_What to work on:_ The records are to be restated in their entirety, word for word.

_Extracted data:_
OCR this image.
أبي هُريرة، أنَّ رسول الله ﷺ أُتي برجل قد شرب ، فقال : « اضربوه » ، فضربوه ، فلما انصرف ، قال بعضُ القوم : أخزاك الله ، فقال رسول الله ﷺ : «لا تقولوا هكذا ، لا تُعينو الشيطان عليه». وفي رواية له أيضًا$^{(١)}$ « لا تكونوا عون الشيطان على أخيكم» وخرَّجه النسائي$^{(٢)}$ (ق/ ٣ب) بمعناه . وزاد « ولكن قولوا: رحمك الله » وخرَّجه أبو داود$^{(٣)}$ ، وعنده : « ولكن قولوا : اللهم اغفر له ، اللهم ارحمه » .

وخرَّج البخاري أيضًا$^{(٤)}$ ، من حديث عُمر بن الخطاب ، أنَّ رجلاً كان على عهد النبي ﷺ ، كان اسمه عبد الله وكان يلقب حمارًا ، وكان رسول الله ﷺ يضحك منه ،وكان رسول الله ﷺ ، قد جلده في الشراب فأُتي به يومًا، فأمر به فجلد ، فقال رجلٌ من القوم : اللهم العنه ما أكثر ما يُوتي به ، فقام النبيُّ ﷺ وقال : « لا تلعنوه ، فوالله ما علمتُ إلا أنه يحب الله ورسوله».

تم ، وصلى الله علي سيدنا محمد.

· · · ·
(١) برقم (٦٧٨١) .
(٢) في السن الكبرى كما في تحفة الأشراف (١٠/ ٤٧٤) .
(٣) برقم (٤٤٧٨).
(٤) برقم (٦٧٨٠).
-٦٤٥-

_Task output:_
OCR this image.
أبي هُريرة، أنَّ رسول الله ﷺ أُتي برجل قد شرب ، فقال : « اضربوه » ، فضربوه ، فلما انصرف ، قال بعضُ القوم : أخزاك الله ، فقال رسول الله ﷺ : «لا تقولوا هكذا ، لا تُعينو الشيطان عليه». وفي رواية له أيضًا$^{(١)}$ « لا تكونوا عون الشيطان على أخيكم» وخرَّجه النسائي$^{(٢)}$ (ق/ ٣ب) بمعناه . وزاد « ولكن قولوا: رحمك الله » وخرَّجه أبو داود$^{(٣)}$ ، وعنده : « ولكن قولوا : اللهم اغفر له ، اللهم ارحمه » .

وخرَّج البخاري أيضًا$^{(٤)}$ ، من حديث عُمر بن الخطاب ، أنَّ رجلاً كان على عهد النبي ﷺ ، كان اسمه عبد الله وكان يلقب حمارًا ، وكان رسول الله ﷺ يضحك منه ،وكان رسول الله ﷺ ، قد جلده في الشراب فأُتي به يومًا، فأمر به فجلد ، فقال رجلٌ من القوم : اللهم العنه ما أكثر ما يُوتي به ، فقام النبيُّ ﷺ وقال : « لا تلعنوه ، فوالله ما علمتُ إلا أنه يحب الله ورسوله».

تم ، وصلى الله علي سيدنا محمد.

· · · ·
(١) برقم (٦٧٨١) .
(٢) في السن الكبرى كما في تحفة الأشراف (١٠/ ٤٧٤) .
(٣) برقم (٤٤٧٨).
(٤) برقم (٦٧٨٠).
-٦٤٥-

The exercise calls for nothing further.